(Data entries)

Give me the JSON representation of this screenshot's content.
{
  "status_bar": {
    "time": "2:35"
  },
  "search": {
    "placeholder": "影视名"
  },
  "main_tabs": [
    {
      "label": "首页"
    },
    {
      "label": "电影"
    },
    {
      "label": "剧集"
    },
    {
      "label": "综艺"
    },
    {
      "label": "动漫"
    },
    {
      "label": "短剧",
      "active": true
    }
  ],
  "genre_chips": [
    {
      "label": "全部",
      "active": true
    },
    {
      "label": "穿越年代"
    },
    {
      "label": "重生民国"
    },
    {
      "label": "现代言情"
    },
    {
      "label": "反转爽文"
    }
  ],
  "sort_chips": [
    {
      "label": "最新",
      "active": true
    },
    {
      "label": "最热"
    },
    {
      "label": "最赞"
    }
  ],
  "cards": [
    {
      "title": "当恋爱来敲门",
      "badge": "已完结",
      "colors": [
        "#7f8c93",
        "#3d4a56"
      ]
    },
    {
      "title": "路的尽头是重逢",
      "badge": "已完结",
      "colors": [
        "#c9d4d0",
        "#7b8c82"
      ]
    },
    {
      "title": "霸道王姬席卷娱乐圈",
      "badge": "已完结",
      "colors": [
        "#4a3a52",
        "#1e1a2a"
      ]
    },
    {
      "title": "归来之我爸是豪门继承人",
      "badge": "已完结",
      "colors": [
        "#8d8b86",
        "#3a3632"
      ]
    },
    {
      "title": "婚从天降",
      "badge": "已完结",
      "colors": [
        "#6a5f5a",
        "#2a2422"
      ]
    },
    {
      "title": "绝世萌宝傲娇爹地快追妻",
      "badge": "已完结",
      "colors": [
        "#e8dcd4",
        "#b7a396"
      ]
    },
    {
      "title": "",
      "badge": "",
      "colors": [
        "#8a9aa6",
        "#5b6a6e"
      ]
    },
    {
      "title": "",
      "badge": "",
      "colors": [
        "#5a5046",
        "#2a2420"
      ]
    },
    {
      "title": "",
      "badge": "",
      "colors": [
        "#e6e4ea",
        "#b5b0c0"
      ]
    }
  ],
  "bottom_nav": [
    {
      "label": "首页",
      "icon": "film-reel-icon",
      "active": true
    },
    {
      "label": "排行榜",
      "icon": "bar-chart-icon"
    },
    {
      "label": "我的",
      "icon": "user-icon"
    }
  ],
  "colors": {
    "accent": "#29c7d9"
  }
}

GOAL
Each line above that holds the string "title" should be copied and shown.

FINISHED TASK
      "title": "当恋爱来敲门",
      "title": "路的尽头是重逢",
      "title": "霸道王姬席卷娱乐圈",
      "title": "归来之我爸是豪门继承人",
      "title": "婚从天降",
      "title": "绝世萌宝傲娇爹地快追妻",
      "title": "",
      "title": "",
      "title": "",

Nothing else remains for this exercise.